INSTRUCTIONS TO FOLLOW:
In the records below, find each line containing the word "color" and copy it.

INFORMATION SHOWN:
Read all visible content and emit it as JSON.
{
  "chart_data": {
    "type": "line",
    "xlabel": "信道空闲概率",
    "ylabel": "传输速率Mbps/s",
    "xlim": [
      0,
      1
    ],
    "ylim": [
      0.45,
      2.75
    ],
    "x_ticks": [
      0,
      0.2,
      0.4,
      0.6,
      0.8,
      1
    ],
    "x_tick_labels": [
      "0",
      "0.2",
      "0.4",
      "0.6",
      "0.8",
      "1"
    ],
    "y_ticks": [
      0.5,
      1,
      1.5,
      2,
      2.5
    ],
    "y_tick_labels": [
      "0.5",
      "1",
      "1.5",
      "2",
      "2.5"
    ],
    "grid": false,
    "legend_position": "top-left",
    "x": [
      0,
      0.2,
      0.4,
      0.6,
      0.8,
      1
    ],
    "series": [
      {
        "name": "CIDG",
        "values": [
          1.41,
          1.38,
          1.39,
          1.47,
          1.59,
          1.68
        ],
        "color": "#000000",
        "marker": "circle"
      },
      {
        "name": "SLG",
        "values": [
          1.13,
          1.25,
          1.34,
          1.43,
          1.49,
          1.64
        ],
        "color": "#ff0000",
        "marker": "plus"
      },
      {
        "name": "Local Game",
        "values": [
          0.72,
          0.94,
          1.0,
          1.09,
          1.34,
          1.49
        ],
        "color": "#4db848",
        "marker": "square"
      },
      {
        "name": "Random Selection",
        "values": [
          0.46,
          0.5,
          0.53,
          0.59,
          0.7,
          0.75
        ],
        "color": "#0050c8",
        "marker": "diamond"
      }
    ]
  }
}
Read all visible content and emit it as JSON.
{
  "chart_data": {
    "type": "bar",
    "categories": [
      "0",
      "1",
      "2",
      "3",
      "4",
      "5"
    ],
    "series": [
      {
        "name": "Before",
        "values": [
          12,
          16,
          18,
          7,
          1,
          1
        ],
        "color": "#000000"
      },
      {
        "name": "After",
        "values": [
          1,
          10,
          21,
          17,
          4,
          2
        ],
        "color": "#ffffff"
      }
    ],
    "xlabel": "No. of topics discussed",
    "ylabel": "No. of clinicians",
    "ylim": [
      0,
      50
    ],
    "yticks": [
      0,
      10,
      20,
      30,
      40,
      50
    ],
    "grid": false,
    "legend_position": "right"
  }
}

FINISHED EXERCISE:
        "color": "#000000",
        "color": "#ff0000",
        "color": "#4db848",
        "color": "#0050c8",
        "color": "#000000"
        "color": "#ffffff"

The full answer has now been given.